*Data records*
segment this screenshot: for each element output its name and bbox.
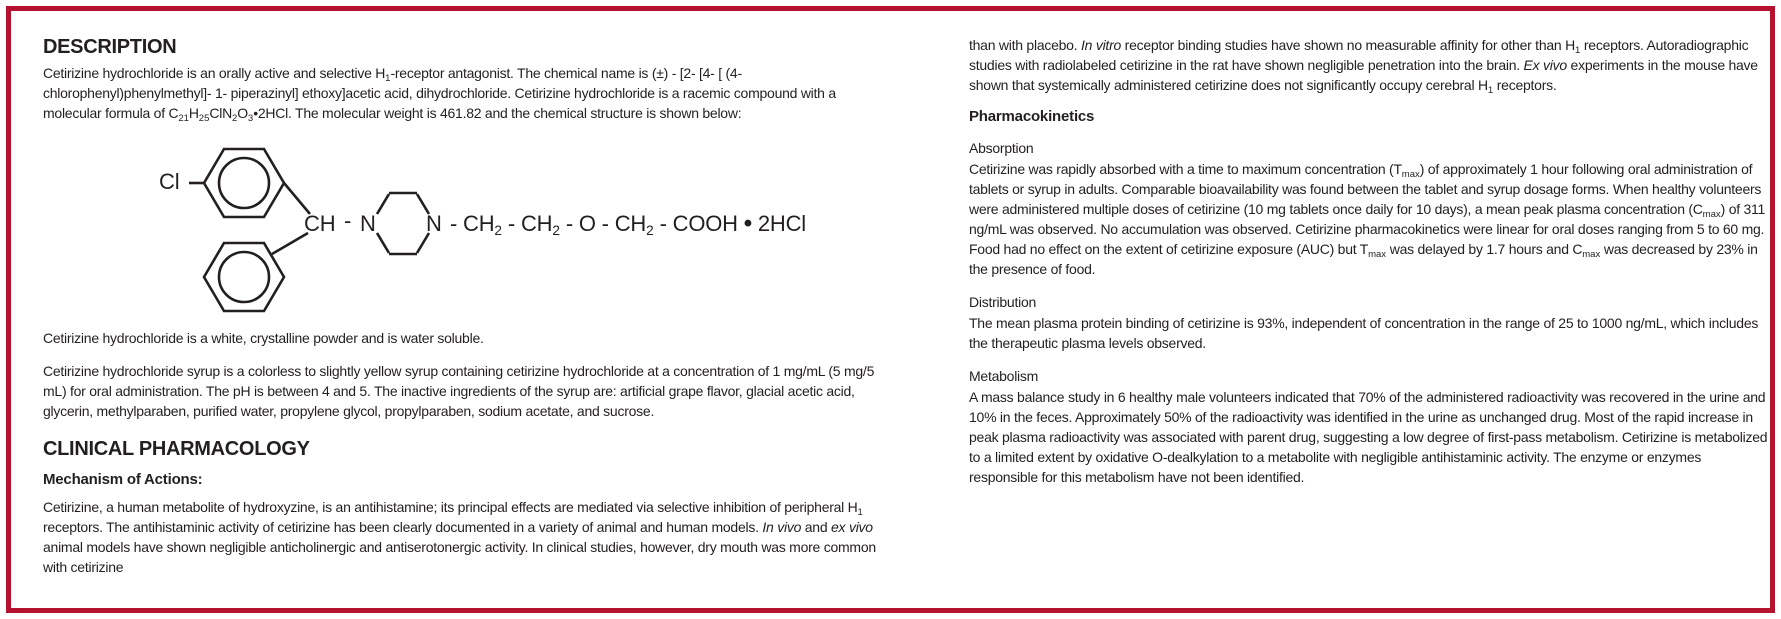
metabolism-heading: Metabolism [969, 368, 1039, 384]
distribution-paragraph: The mean plasma protein binding of cetirizine is 93%, independent of concentration in the range of 25 to 1000 ng/mL, which includes the therapeutic plasma levels observed. [969, 315, 1759, 351]
bond-topring-ch [284, 183, 310, 214]
absorption-heading: Absorption [969, 140, 1034, 156]
clinical-pharmacology-heading: CLINICAL PHARMACOLOGY [43, 438, 310, 460]
ch-group-label: CH [304, 211, 336, 236]
pharmacokinetics-heading: Pharmacokinetics [969, 108, 1095, 125]
chemical-structure-diagram [139, 136, 849, 316]
piperazine-ring [377, 193, 429, 254]
n-left-atom-label: N [360, 211, 376, 236]
mechanism-paragraph-continued: than with placebo. In vitro receptor binding studies have shown no measurable affinity for other than $H_1$ receptors. Autoradiographic studies with radiolabeled cetirizine in the rat have shown negligible penetration into the brain. Ex vivo experiments in the mouse have shown that systemically administered cetirizine does not significantly occupy cerebral $H_1$ receptors. [969, 37, 1758, 96]
cl-atom-label: Cl [159, 169, 180, 194]
side-chain-formula: - $CH_2 - CH_2$ - O - $CH_2$ - COOH • 2HCl [450, 210, 806, 238]
n-right-atom-label: N [426, 211, 442, 236]
absorption-paragraph: Cetirizine was rapidly absorbed with a time to maximum concentration $(T_{max})$ of approximately 1 hour following oral administration of tablets or syrup in adults. Comparable bioavailability was found between the tablet and syrup dosage forms. When healthy volunteers were administered multiple doses of cetirizine (10 mg tablets once daily for 10 days), a mean peak plasma concentration $(C_{max})$ of 311 ng/mL was observed. No accumulation was observed. Cetirizine pharmacokinetics were linear for oral doses ranging from 5 to 60 mg. Food had no effect on the extent of cetirizine exposure (AUC) but $T_{max}$ was delayed by 1.7 hours and $C_{max}$ was decreased by 23% in the presence of food. [969, 161, 1766, 277]
description-paragraph-2: Cetirizine hydrochloride is a white, crystalline powder and is water soluble. [43, 330, 484, 346]
description-paragraph-3: Cetirizine hydrochloride syrup is a colorless to slightly yellow syrup containing cetirizine hydrochloride at a concentration of 1 mg/mL (5 mg/5 mL) for oral administration. The pH is between 4 and 5. The inactive ingredients of the syrup are: artificial grape flavor, glacial acetic acid, glycerin, methylparaben, purified water, propylene glycol, propylparaben, sodium acetate, and sucrose. [43, 363, 875, 419]
bond-bottomring-ch [272, 233, 308, 254]
distribution-heading: Distribution [969, 294, 1037, 310]
metabolism-paragraph: A mass balance study in 6 healthy male volunteers indicated that 70% of the administered radioactivity was recovered in the urine and 10% in the feces. Approximately 50% of the radioactivity was identified in the urine as unchanged drug. Most of the rapid increase in peak plasma radioactivity was associated with parent drug, suggesting a low degree of first-pass metabolism. Cetirizine is metabolized to a limited extent by oxidative O-dealkylation to a metabolite with negligible antihistaminic activity. The enzyme or enzymes responsible for this metabolism have not been identified. [969, 389, 1768, 485]
description-paragraph-1: Cetirizine hydrochloride is an orally active and selective $H_1$-receptor antagonist. The chemical name is (±) - [2- [4- [ (4-chlorophenyl)phenylmethyl]- 1- piperazinyl] ethoxy]acetic acid, dihydrochloride. Cetirizine hydrochloride is a racemic compound with a molecular formula of $C_{21}H_{25}ClN_2O_3•2HCl$. The molecular weight is 461.82 and the chemical structure is shown below: [43, 65, 836, 124]
red-border-frame [6, 6, 1775, 613]
benzene-ring-top-aromatic-circle [219, 158, 269, 208]
left-column [43, 35, 895, 590]
mechanism-paragraph: Cetirizine, a human metabolite of hydroxyzine, is an antihistamine; its principal effects are mediated via selective inhibition of peripheral $H_1$ receptors. The antihistaminic activity of cetirizine has been clearly documented in a variety of animal and human models. In vivo and ex vivo animal models have shown negligible anticholinergic and antiserotonergic activity. In clinical studies, however, dry mouth was more common with cetirizine [43, 499, 876, 575]
right-column [969, 35, 1769, 590]
benzene-ring-bottom-aromatic-circle [219, 252, 269, 302]
mechanism-of-actions-heading: Mechanism of Actions: [43, 471, 203, 488]
two-column-layout [11, 11, 1770, 590]
ch-n-bond-hyphen: - [344, 208, 352, 233]
description-heading: DESCRIPTION [43, 36, 177, 58]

*What is needed*
Retype the listing verbatim, minus every image.

*Exercise solution*
segment this screenshot: for each element output its name and bbox.
metabolism-heading: Metabolism [969, 368, 1039, 384]
distribution-paragraph: The mean plasma protein binding of cetirizine is 93%, independent of concentration in the range of 25 to 1000 ng/mL, which includes the therapeutic plasma levels observed. [969, 315, 1759, 351]
bond-topring-ch [284, 183, 310, 214]
absorption-heading: Absorption [969, 140, 1034, 156]
clinical-pharmacology-heading: CLINICAL PHARMACOLOGY [43, 438, 310, 460]
ch-group-label: CH [304, 211, 336, 236]
pharmacokinetics-heading: Pharmacokinetics [969, 108, 1095, 125]
chemical-structure-diagram [139, 136, 849, 316]
piperazine-ring [377, 193, 429, 254]
n-left-atom-label: N [360, 211, 376, 236]
mechanism-paragraph-continued: than with placebo. In vitro receptor binding studies have shown no measurable affinity for other than $H_1$ receptors. Autoradiographic studies with radiolabeled cetirizine in the rat have shown negligible penetration into the brain. Ex vivo experiments in the mouse have shown that systemically administered cetirizine does not significantly occupy cerebral $H_1$ receptors. [969, 37, 1758, 96]
cl-atom-label: Cl [159, 169, 180, 194]
side-chain-formula: - $CH_2 - CH_2$ - O - $CH_2$ - COOH • 2HCl [450, 210, 806, 238]
n-right-atom-label: N [426, 211, 442, 236]
absorption-paragraph: Cetirizine was rapidly absorbed with a time to maximum concentration $(T_{max})$ of approximately 1 hour following oral administration of tablets or syrup in adults. Comparable bioavailability was found between the tablet and syrup dosage forms. When healthy volunteers were administered multiple doses of cetirizine (10 mg tablets once daily for 10 days), a mean peak plasma concentration $(C_{max})$ of 311 ng/mL was observed. No accumulation was observed. Cetirizine pharmacokinetics were linear for oral doses ranging from 5 to 60 mg. Food had no effect on the extent of cetirizine exposure (AUC) but $T_{max}$ was delayed by 1.7 hours and $C_{max}$ was decreased by 23% in the presence of food. [969, 161, 1766, 277]
description-paragraph-2: Cetirizine hydrochloride is a white, crystalline powder and is water soluble. [43, 330, 484, 346]
description-paragraph-3: Cetirizine hydrochloride syrup is a colorless to slightly yellow syrup containing cetirizine hydrochloride at a concentration of 1 mg/mL (5 mg/5 mL) for oral administration. The pH is between 4 and 5. The inactive ingredients of the syrup are: artificial grape flavor, glacial acetic acid, glycerin, methylparaben, purified water, propylene glycol, propylparaben, sodium acetate, and sucrose. [43, 363, 875, 419]
bond-bottomring-ch [272, 233, 308, 254]
distribution-heading: Distribution [969, 294, 1037, 310]
metabolism-paragraph: A mass balance study in 6 healthy male volunteers indicated that 70% of the administered radioactivity was recovered in the urine and 10% in the feces. Approximately 50% of the radioactivity was identified in the urine as unchanged drug. Most of the rapid increase in peak plasma radioactivity was associated with parent drug, suggesting a low degree of first-pass metabolism. Cetirizine is metabolized to a limited extent by oxidative O-dealkylation to a metabolite with negligible antihistaminic activity. The enzyme or enzymes responsible for this metabolism have not been identified. [969, 389, 1768, 485]
description-paragraph-1: Cetirizine hydrochloride is an orally active and selective $H_1$-receptor antagonist. The chemical name is (±) - [2- [4- [ (4-chlorophenyl)phenylmethyl]- 1- piperazinyl] ethoxy]acetic acid, dihydrochloride. Cetirizine hydrochloride is a racemic compound with a molecular formula of $C_{21}H_{25}ClN_2O_3•2HCl$. The molecular weight is 461.82 and the chemical structure is shown below: [43, 65, 836, 124]
red-border-frame [6, 6, 1775, 613]
benzene-ring-top-aromatic-circle [219, 158, 269, 208]
left-column [43, 35, 895, 590]
mechanism-paragraph: Cetirizine, a human metabolite of hydroxyzine, is an antihistamine; its principal effects are mediated via selective inhibition of peripheral $H_1$ receptors. The antihistaminic activity of cetirizine has been clearly documented in a variety of animal and human models. In vivo and ex vivo animal models have shown negligible anticholinergic and antiserotonergic activity. In clinical studies, however, dry mouth was more common with cetirizine [43, 499, 876, 575]
right-column [969, 35, 1769, 590]
benzene-ring-bottom-aromatic-circle [219, 252, 269, 302]
mechanism-of-actions-heading: Mechanism of Actions: [43, 471, 203, 488]
two-column-layout [11, 11, 1770, 590]
ch-n-bond-hyphen: - [344, 208, 352, 233]
description-heading: DESCRIPTION [43, 36, 177, 58]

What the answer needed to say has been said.